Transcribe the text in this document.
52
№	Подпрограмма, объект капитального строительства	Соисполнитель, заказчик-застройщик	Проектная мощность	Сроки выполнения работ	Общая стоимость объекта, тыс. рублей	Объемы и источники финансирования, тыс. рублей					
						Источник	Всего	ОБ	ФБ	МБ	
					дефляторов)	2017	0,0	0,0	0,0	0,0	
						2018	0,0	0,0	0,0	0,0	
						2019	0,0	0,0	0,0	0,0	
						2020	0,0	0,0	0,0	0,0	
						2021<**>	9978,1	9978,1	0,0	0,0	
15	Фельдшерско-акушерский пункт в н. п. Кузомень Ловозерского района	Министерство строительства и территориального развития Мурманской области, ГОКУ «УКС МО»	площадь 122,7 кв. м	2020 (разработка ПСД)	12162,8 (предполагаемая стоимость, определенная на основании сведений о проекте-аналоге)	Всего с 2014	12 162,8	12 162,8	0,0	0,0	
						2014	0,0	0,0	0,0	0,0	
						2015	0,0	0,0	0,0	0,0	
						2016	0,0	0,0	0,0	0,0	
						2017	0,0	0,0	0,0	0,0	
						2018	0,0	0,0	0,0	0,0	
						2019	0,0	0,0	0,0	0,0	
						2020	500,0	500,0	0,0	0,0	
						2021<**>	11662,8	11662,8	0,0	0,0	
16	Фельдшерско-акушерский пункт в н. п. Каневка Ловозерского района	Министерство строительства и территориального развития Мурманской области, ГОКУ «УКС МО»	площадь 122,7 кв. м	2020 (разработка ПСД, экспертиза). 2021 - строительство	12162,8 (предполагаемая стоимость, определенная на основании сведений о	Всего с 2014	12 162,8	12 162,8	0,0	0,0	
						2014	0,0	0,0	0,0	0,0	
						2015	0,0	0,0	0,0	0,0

....

• _YOUR TASK_:
Write out every line from the records above, word for word.

• _EXERCISE SOLUTION_:
Transcribe the text in this document.
52
№	Подпрограмма, объект капитального строительства	Соисполнитель, заказчик-застройщик	Проектная мощность	Сроки выполнения работ	Общая стоимость объекта, тыс. рублей	Объемы и источники финансирования, тыс. рублей					
						Источник	Всего	ОБ	ФБ	МБ	
					дефляторов)	2017	0,0	0,0	0,0	0,0	
						2018	0,0	0,0	0,0	0,0	
						2019	0,0	0,0	0,0	0,0	
						2020	0,0	0,0	0,0	0,0	
						2021<**>	9978,1	9978,1	0,0	0,0	
15	Фельдшерско-акушерский пункт в н. п. Кузомень Ловозерского района	Министерство строительства и территориального развития Мурманской области, ГОКУ «УКС МО»	площадь 122,7 кв. м	2020 (разработка ПСД)	12162,8 (предполагаемая стоимость, определенная на основании сведений о проекте-аналоге)	Всего с 2014	12 162,8	12 162,8	0,0	0,0	
						2014	0,0	0,0	0,0	0,0	
						2015	0,0	0,0	0,0	0,0	
						2016	0,0	0,0	0,0	0,0	
						2017	0,0	0,0	0,0	0,0	
						2018	0,0	0,0	0,0	0,0	
						2019	0,0	0,0	0,0	0,0	
						2020	500,0	500,0	0,0	0,0	
						2021<**>	11662,8	11662,8	0,0	0,0	
16	Фельдшерско-акушерский пункт в н. п. Каневка Ловозерского района	Министерство строительства и территориального развития Мурманской области, ГОКУ «УКС МО»	площадь 122,7 кв. м	2020 (разработка ПСД, экспертиза). 2021 - строительство	12162,8 (предполагаемая стоимость, определенная на основании сведений о	Всего с 2014	12 162,8	12 162,8	0,0	0,0	
						2014	0,0	0,0	0,0	0,0	
						2015	0,0	0,0	0,0	0,0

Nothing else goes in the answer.